◆ DATA TO USE:
start
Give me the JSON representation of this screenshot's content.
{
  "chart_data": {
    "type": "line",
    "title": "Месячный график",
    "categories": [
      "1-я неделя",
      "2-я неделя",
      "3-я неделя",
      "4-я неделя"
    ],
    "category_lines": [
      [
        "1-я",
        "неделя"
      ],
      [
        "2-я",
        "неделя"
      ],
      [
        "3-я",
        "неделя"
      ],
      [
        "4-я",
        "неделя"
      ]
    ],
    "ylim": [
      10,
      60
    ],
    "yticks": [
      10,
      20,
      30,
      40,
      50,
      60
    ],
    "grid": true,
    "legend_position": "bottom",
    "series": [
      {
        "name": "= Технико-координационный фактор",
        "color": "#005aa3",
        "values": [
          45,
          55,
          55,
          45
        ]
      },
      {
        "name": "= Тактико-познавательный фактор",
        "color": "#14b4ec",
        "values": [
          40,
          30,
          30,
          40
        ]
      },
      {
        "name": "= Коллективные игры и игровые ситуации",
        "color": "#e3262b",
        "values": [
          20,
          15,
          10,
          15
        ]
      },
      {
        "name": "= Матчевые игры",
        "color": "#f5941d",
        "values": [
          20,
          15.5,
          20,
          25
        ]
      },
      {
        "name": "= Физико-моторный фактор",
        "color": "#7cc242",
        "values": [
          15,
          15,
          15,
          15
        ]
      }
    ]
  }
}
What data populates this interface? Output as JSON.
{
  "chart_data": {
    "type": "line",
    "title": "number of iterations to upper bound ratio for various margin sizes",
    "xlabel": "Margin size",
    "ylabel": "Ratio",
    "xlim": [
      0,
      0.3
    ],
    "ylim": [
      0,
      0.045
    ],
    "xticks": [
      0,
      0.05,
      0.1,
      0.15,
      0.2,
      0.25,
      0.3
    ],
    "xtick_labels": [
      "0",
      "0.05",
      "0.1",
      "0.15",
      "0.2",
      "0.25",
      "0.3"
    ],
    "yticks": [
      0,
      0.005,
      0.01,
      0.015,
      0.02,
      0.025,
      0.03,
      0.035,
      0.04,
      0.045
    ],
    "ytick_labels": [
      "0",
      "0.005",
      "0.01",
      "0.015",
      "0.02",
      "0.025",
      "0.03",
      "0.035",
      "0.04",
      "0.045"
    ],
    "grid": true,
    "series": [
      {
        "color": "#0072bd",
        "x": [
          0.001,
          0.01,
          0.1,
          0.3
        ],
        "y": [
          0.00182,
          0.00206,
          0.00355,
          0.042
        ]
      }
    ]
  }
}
end
◆ WHAT YOU WILL DO: Pull out every line in the material above where "фактор" occurs.

◆ OUTPUT OF THE TASK:
        "name": "= Технико-координационный фактор",
        "name": "= Тактико-познавательный фактор",
        "name": "= Физико-моторный фактор",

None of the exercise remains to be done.